## [Data provided]

___

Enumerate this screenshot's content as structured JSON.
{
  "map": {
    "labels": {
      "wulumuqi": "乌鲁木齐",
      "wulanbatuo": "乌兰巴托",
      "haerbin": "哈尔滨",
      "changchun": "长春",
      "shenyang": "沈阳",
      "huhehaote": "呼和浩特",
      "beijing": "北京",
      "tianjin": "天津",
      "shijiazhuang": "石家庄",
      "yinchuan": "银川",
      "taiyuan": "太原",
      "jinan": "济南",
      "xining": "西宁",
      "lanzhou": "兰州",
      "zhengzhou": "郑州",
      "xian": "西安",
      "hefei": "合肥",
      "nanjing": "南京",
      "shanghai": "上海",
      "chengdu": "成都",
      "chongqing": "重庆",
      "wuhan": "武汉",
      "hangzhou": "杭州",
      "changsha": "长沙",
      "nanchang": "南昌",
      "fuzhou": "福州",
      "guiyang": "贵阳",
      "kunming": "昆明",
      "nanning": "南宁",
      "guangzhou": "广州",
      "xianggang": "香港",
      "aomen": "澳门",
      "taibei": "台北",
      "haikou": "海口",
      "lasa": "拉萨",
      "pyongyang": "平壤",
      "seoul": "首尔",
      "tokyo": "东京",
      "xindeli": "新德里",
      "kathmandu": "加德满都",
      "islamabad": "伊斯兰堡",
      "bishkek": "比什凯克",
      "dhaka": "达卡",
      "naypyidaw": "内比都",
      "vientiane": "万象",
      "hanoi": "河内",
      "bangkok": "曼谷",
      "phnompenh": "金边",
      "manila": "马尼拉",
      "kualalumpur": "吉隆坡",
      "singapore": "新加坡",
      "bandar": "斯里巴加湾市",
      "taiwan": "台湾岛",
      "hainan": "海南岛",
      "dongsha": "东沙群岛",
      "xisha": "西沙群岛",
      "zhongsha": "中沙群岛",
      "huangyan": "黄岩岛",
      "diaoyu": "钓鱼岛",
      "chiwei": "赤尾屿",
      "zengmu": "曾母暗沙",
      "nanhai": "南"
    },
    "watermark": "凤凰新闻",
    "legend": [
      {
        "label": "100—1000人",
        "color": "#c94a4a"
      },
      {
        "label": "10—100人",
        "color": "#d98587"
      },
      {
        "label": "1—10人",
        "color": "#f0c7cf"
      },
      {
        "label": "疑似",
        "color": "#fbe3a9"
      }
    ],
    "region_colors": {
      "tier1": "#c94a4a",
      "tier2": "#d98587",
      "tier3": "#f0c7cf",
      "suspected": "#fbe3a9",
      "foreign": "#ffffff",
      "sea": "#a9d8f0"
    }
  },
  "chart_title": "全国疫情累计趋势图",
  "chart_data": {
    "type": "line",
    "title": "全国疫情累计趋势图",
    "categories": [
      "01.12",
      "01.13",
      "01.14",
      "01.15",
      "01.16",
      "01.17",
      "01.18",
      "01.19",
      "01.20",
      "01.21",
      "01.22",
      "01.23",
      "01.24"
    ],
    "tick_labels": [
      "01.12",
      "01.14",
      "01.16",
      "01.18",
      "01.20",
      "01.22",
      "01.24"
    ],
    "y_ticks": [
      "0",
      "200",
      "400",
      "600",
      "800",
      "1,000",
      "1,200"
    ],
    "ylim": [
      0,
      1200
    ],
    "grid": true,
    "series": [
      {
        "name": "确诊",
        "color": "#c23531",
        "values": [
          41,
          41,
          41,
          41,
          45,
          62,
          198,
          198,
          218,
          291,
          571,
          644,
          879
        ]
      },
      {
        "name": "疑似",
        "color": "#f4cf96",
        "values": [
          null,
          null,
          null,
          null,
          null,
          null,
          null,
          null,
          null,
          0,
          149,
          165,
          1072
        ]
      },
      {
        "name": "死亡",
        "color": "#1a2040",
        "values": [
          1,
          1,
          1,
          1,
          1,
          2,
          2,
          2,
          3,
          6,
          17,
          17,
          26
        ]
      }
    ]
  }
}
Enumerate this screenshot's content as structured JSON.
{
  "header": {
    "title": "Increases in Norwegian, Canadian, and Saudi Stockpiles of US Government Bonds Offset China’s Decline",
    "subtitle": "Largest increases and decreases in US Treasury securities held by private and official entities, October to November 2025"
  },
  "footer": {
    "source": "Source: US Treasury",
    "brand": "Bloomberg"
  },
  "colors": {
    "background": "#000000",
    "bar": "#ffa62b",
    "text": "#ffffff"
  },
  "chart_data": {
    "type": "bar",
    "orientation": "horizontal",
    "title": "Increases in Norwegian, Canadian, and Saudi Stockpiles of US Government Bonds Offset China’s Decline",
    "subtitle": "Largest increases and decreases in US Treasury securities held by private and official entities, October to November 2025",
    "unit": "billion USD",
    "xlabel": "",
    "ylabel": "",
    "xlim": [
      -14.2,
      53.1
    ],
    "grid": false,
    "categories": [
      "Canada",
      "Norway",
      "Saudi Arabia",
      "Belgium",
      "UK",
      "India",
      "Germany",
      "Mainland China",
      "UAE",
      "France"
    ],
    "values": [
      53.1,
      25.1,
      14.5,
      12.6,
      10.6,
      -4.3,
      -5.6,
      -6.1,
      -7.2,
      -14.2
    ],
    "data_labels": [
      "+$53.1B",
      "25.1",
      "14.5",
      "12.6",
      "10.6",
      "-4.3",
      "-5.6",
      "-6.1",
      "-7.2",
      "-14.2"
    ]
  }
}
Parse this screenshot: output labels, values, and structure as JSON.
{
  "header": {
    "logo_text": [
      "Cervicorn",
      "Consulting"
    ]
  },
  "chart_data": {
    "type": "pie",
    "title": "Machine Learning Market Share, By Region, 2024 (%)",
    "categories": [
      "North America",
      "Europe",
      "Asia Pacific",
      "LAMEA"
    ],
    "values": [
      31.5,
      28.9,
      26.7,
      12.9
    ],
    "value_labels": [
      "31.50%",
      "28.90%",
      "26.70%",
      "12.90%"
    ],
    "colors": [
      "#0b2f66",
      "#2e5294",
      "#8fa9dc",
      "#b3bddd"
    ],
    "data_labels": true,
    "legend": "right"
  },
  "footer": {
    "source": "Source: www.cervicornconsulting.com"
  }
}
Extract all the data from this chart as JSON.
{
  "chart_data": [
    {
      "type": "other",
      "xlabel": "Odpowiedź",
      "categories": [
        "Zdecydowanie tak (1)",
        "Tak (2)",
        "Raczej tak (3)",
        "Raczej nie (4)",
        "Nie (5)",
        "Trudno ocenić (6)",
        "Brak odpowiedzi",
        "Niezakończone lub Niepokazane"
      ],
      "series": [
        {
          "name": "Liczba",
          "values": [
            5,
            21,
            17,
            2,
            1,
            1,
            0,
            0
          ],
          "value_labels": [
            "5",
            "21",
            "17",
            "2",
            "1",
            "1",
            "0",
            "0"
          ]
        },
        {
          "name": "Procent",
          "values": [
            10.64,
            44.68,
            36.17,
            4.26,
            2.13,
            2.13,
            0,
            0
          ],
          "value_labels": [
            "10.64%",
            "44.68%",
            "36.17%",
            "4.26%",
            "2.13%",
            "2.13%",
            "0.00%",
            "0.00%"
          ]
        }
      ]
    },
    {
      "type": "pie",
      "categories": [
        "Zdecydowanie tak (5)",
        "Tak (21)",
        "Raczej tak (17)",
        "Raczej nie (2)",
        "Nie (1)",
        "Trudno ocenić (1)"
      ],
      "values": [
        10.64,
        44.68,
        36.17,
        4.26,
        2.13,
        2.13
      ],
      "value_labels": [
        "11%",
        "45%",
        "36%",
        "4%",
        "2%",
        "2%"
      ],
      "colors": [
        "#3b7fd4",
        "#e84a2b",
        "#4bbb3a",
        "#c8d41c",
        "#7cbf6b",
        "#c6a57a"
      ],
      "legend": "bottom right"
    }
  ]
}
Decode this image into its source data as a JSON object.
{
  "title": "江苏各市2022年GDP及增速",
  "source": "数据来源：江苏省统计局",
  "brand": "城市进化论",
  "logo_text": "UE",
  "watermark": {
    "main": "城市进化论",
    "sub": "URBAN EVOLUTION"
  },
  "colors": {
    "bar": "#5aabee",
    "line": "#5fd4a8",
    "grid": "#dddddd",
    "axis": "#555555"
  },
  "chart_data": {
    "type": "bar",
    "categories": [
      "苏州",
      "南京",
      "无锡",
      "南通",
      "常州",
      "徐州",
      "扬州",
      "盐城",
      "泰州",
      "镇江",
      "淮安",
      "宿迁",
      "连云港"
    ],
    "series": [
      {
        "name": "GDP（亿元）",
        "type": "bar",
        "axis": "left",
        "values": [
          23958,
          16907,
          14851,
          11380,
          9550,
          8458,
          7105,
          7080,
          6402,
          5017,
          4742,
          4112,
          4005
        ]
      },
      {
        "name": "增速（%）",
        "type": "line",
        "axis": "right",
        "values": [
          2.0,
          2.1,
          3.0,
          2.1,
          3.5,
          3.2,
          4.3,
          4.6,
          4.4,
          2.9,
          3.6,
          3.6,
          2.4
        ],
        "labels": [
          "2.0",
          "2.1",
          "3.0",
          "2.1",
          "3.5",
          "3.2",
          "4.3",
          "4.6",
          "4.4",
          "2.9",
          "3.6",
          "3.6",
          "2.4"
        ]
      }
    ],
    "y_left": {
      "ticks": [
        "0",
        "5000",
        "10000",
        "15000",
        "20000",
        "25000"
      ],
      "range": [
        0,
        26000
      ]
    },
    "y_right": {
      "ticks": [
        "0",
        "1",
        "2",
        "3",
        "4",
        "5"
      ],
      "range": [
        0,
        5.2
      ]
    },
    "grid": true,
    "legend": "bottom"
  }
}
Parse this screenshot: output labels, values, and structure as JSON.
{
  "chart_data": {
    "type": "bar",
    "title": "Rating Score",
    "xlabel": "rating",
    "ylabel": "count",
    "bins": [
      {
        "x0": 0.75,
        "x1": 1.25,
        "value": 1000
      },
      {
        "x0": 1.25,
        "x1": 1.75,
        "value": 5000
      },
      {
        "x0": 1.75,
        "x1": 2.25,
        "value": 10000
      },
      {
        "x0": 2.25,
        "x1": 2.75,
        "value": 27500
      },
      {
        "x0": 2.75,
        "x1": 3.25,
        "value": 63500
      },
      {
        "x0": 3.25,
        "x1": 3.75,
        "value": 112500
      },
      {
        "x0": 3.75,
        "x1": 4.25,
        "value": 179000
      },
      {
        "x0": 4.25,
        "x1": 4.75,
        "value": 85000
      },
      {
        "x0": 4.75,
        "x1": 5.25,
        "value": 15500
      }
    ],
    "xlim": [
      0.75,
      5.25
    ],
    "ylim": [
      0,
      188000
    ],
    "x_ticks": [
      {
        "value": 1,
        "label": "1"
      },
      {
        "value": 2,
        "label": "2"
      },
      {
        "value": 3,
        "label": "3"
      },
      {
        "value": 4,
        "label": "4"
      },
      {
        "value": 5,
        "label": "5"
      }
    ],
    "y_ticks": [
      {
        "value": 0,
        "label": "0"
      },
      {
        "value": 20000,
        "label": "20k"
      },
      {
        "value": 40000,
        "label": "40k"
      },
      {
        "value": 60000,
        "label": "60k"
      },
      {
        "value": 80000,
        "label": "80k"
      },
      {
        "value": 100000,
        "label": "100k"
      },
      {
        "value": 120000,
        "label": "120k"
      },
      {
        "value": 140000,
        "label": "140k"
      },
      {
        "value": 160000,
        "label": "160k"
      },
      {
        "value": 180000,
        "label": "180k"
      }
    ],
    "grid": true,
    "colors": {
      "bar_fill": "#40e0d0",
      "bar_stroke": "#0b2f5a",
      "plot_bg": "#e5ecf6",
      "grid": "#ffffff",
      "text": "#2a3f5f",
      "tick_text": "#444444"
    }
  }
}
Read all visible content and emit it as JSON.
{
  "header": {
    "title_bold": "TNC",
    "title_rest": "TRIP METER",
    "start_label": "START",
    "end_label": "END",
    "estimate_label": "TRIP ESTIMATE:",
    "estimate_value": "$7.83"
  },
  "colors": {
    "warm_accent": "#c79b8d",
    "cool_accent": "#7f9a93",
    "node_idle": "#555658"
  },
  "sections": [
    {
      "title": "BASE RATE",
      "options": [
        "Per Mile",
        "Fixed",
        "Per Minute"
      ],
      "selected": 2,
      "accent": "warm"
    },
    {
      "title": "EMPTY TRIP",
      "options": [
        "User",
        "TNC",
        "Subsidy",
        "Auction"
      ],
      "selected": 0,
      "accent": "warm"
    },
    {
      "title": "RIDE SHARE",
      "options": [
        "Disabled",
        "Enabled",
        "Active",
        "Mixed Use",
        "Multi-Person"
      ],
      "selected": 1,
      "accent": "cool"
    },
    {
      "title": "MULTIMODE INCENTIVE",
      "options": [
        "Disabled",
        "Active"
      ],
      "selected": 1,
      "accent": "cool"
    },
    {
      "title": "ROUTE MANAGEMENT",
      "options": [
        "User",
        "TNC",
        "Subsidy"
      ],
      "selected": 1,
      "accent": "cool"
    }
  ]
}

___

## [Objective]
Return all lines containing "November".

## [Written solution]
    "subtitle": "Largest increases and decreases in US Treasury securities held by private and official entities, October to November 2025"
    "subtitle": "Largest increases and decreases in US Treasury securities held by private and official entities, October to November 2025",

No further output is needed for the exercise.